_OBJECTIVE_. Pick out the lines in the listing below that contain the word "Address" and copy them.

——————

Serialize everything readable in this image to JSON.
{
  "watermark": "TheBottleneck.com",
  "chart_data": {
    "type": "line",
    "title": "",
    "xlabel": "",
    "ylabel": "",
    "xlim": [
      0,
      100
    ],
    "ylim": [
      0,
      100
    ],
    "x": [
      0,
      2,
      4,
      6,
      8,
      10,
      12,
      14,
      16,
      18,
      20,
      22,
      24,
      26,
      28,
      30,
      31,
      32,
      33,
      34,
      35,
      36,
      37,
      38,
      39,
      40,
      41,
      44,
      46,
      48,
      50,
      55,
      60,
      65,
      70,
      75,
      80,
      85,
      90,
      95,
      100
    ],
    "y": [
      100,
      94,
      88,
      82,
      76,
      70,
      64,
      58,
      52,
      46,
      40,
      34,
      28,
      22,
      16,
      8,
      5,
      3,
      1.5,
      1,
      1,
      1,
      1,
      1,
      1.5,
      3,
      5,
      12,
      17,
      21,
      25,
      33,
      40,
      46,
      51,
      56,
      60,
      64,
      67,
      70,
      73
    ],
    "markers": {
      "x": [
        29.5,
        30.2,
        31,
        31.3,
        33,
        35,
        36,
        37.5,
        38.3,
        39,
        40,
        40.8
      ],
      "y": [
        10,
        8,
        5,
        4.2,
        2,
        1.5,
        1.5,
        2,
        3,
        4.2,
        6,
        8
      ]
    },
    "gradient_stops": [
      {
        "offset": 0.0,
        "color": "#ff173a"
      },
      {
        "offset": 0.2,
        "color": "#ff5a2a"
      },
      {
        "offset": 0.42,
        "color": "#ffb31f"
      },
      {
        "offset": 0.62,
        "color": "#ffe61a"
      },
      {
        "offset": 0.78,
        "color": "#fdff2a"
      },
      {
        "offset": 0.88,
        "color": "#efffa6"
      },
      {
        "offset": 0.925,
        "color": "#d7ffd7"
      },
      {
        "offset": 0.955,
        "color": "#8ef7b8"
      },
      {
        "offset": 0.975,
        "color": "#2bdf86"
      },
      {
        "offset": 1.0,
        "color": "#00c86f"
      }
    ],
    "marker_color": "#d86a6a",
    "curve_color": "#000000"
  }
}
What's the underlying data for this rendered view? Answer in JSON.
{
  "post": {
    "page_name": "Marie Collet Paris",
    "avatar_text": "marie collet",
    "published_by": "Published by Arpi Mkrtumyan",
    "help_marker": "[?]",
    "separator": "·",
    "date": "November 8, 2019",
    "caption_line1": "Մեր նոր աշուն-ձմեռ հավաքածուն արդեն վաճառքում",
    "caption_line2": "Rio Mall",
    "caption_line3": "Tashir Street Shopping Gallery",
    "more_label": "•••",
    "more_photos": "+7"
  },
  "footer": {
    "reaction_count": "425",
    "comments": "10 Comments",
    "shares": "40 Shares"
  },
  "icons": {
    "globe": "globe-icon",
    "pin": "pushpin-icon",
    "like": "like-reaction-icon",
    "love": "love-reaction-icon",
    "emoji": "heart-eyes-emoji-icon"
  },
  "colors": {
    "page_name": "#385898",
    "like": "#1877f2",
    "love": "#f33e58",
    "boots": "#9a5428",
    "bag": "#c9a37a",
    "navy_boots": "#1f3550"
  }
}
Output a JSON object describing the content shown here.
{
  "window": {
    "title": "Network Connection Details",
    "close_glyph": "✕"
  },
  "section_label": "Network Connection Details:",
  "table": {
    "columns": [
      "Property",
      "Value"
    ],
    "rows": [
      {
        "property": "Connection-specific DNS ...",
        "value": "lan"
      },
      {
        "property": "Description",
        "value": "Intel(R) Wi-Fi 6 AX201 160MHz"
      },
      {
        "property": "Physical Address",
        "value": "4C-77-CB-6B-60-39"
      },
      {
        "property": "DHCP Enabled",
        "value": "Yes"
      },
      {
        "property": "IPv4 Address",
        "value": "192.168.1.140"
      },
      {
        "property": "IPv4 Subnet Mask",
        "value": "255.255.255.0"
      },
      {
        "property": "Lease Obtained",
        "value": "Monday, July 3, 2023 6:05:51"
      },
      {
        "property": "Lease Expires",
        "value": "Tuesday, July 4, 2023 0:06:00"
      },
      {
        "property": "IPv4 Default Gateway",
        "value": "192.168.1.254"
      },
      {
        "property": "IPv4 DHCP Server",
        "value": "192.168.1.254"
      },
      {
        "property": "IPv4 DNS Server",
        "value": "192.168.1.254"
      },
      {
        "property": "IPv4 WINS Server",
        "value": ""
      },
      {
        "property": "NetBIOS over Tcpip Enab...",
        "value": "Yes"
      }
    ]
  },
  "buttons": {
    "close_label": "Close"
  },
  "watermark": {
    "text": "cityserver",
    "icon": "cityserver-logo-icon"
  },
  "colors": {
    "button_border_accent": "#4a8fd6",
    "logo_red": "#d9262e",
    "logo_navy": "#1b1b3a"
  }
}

——————

_FULL SOLUTION_.
        "property": "Physical Address",
        "property": "IPv4 Address",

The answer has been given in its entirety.